----- Dataset content
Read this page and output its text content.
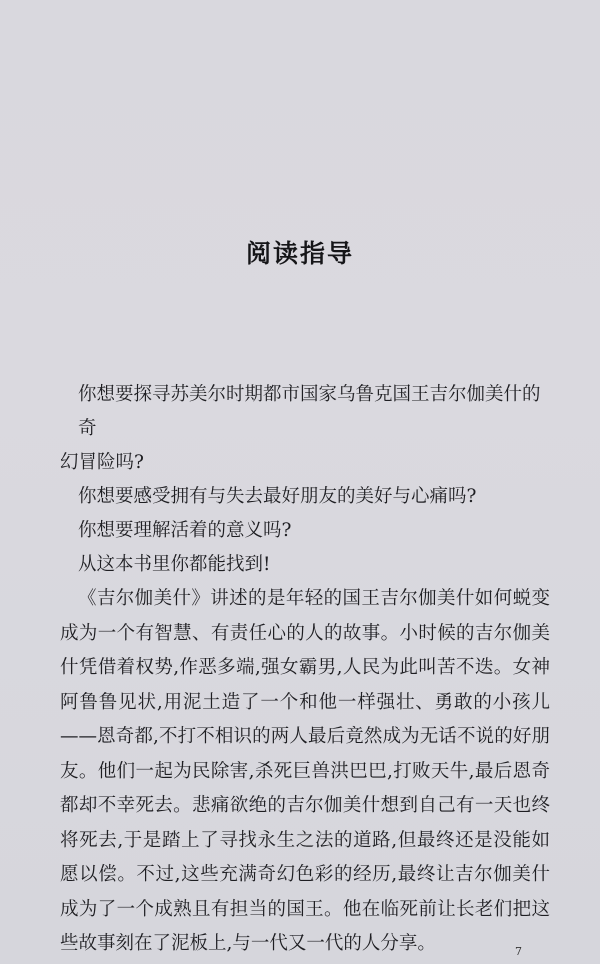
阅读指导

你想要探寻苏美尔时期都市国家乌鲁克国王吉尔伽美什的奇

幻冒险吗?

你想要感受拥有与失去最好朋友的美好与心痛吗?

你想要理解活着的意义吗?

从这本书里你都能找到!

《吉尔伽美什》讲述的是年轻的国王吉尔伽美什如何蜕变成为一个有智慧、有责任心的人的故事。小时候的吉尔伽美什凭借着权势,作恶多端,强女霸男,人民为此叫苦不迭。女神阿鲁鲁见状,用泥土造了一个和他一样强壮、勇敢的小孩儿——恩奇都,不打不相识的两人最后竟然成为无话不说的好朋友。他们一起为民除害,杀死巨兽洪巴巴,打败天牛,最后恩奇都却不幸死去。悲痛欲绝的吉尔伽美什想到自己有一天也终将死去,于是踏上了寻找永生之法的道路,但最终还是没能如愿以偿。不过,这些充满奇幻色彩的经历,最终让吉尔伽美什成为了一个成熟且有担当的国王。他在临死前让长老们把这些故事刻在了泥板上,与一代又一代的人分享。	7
----------
▶ [Given task] Excluding the pictures, restate the records above word for word.

▶ [Exercise output]
Read this page and output its text content.
阅读指导

你想要探寻苏美尔时期都市国家乌鲁克国王吉尔伽美什的奇

幻冒险吗?

你想要感受拥有与失去最好朋友的美好与心痛吗?

你想要理解活着的意义吗?

从这本书里你都能找到!

《吉尔伽美什》讲述的是年轻的国王吉尔伽美什如何蜕变成为一个有智慧、有责任心的人的故事。小时候的吉尔伽美什凭借着权势,作恶多端,强女霸男,人民为此叫苦不迭。女神阿鲁鲁见状,用泥土造了一个和他一样强壮、勇敢的小孩儿——恩奇都,不打不相识的两人最后竟然成为无话不说的好朋友。他们一起为民除害,杀死巨兽洪巴巴,打败天牛,最后恩奇都却不幸死去。悲痛欲绝的吉尔伽美什想到自己有一天也终将死去,于是踏上了寻找永生之法的道路,但最终还是没能如愿以偿。不过,这些充满奇幻色彩的经历,最终让吉尔伽美什成为了一个成熟且有担当的国王。他在临死前让长老们把这些故事刻在了泥板上,与一代又一代的人分享。	7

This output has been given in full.